▶ **GOAL**: Your reply should be one number: the count of lines holding the word "SIGNATURE".

[Collected data entries]
[start]

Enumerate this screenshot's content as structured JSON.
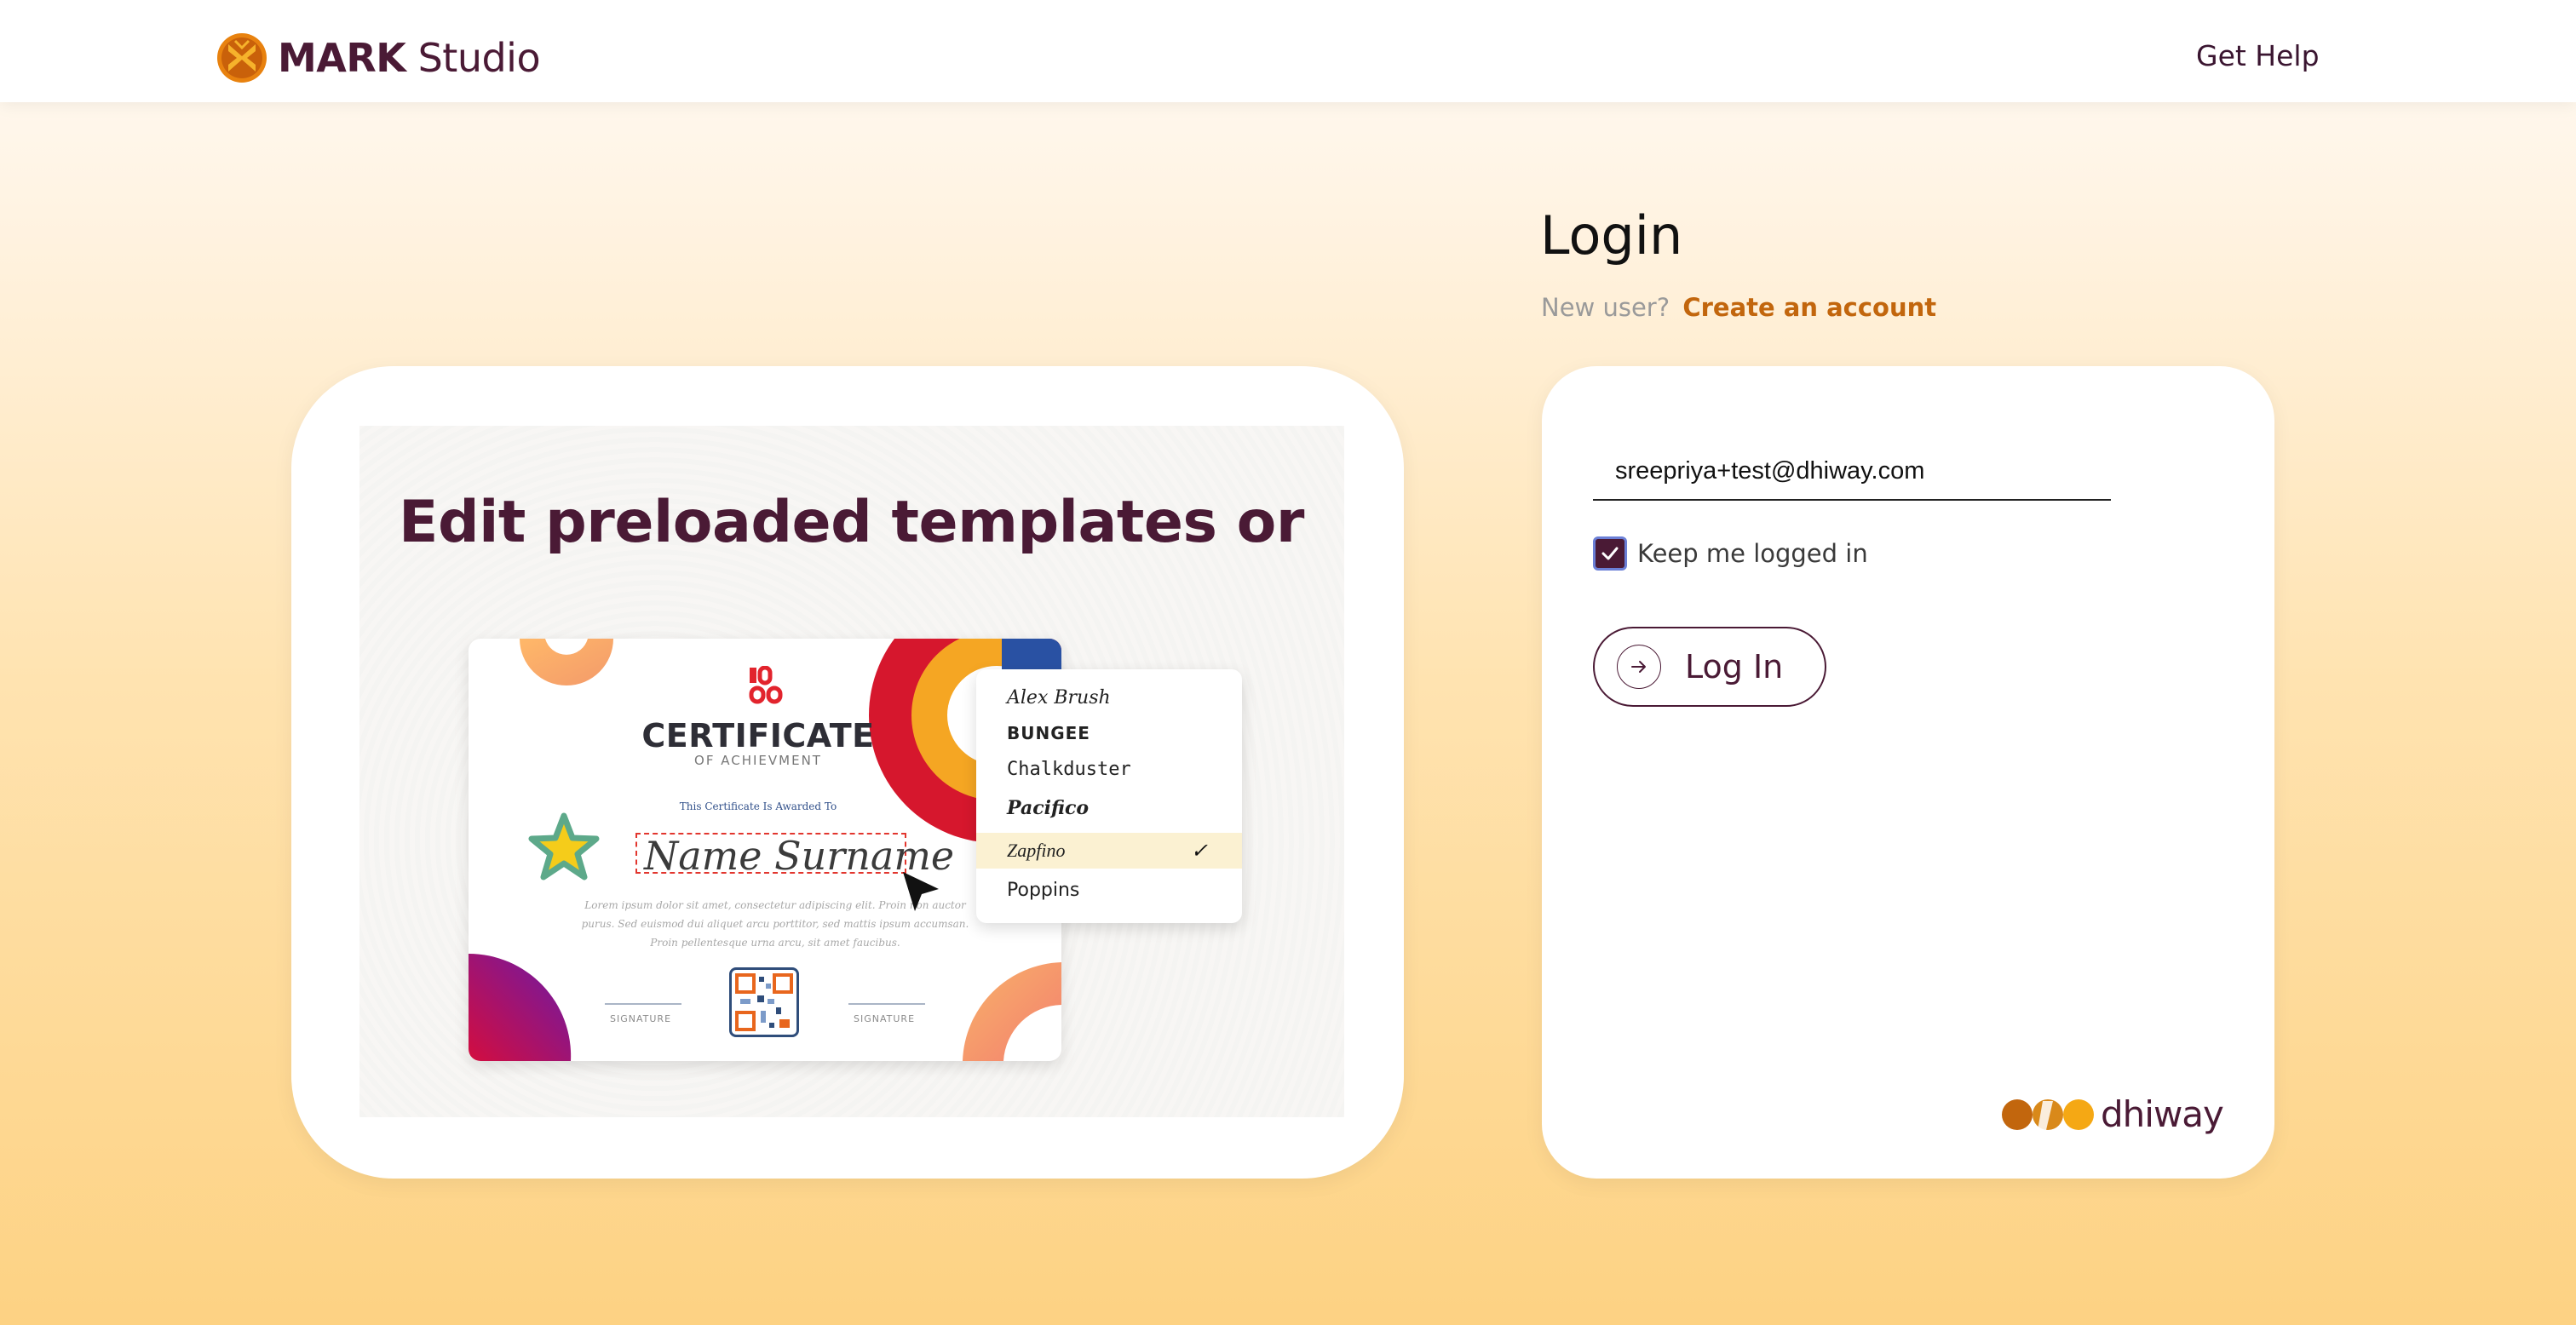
{
  "header": {
    "brand_bold": "MARK",
    "brand_light": "Studio",
    "help_label": "Get Help"
  },
  "promo": {
    "heading": "Edit preloaded templates or",
    "certificate": {
      "logo_text": "LOGO",
      "title": "CERTIFICATE",
      "subtitle": "OF ACHIEVMENT",
      "awarded": "This Certificate Is Awarded To",
      "name": "Name Surname",
      "lorem": "Lorem ipsum dolor sit amet, consectetur adipiscing elit. Proin non auctor purus. Sed euismod dui aliquet arcu porttitor, sed mattis ipsum accumsan. Proin pellentesque urna arcu, sit amet faucibus.",
      "signature_left": "SIGNATURE",
      "signature_right": "SIGNATURE"
    },
    "font_menu": {
      "items": [
        "Alex Brush",
        "BUNGEE",
        "Chalkduster",
        "Pacifico",
        "Zapfino",
        "Poppins"
      ],
      "selected": "Zapfino",
      "check": "✓"
    }
  },
  "login": {
    "title": "Login",
    "new_user_text": "New user?",
    "create_account": "Create an account",
    "email_value": "sreepriya+test@dhiway.com",
    "keep_logged_in": "Keep me logged in",
    "keep_checked": true,
    "button_label": "Log In",
    "footer_brand": "dhiway"
  },
  "colors": {
    "brand": "#4a1a35",
    "accent": "#c2660d",
    "selected_row": "#fbf1d2"
  }
}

[end]

▶ **FINAL RESULT**: 2